■ **TEXT BLOCK**:
.....

The CRC nevertheless adopted a final decision on July 1, 2011 (the "July 2011 Decision") with some minor revisions. The regulatory obligations imposed by the July 2011 Decision include (i) an obligation to make a resale offer at "retail minus" of the cable analog package available to third party operators (including Proximus), (ii) an obligation to grant third-party operators (except Proximus) access to digital television platforms (including the basic digital video package) at "retail minus," and (iii) an obligation to make a resale offer at "retail minus" of broadband internet access available to beneficiaries of the digital television access obligation that wish to offer bundles of digital video and broadband internet services to their customers (except Proximus). A "retail-minus" method of pricing involves a wholesale tariff calculated as the retail price for the offered service by Telenet, excluding value-added taxes and copyrights, and further deducting the retail costs avoided by offering the wholesale service (such as, for example, costs for billing, franchise, consumer service, marketing, and sales).
After Telenet submitted draft reference offers in February 2012 to meet the three obligations described above in each of Flanders and Brussels, the CRC made its observations and launched a national consultation process and consulted with the European Commission. Although the European Commission expressed doubts regarding the proportionality of the analog resale obligation on August 8, 2013, the European Commission did not object to the CRC draft decision on the reference offers. On September 9, 2013, the CRC then published the final decisions that it had issued on September 3, 2013. According to the CRC decision, the regulated wholesale services must be available within six months after a third-party operator files a letter of intent and pays an advance payment to each cable operator.

.....

■ **RECORDED INFORMATION**:
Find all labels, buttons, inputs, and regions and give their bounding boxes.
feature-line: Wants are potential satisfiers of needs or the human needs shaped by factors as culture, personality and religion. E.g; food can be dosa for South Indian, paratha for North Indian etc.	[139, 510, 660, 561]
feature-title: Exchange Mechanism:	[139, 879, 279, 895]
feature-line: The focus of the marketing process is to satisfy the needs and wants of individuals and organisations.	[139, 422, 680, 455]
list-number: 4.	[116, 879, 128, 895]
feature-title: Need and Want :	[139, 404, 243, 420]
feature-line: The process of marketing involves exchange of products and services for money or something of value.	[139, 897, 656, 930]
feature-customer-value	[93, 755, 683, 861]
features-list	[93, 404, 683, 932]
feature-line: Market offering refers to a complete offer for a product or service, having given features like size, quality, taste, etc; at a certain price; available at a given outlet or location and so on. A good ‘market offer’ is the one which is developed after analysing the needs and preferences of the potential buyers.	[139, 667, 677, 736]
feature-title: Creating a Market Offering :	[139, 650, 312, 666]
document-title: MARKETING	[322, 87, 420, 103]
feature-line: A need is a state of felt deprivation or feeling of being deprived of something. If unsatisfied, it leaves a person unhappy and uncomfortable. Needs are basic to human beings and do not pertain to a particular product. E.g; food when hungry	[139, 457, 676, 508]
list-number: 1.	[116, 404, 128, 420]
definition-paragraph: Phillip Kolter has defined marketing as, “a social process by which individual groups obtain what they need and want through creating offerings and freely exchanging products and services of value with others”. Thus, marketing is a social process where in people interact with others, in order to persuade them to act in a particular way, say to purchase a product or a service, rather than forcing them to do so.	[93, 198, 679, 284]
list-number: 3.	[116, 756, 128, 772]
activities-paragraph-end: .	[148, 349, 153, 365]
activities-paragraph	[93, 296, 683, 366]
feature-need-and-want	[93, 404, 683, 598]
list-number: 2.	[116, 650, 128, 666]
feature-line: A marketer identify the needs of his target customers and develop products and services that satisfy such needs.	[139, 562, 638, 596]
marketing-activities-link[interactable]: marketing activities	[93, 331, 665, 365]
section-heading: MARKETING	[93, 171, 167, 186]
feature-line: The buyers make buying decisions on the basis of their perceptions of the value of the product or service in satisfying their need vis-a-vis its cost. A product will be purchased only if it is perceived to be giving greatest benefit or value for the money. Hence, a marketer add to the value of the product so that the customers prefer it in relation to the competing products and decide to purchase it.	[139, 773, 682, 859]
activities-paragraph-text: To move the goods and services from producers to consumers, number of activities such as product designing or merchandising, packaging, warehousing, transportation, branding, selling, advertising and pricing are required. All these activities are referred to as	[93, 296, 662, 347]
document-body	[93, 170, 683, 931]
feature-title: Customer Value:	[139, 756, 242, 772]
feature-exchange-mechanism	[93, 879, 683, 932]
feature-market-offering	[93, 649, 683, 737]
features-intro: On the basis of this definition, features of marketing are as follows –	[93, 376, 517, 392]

.....

■ **WHAT TO WORK ON**: List every calendar date or month mentioned in the text on the CRC's regulation of Telenet, in the order they appear.

■ **FINAL ANSWER**: July 1, 2011; February 2012; August 8, 2013; September 9, 2013; September 3, 2013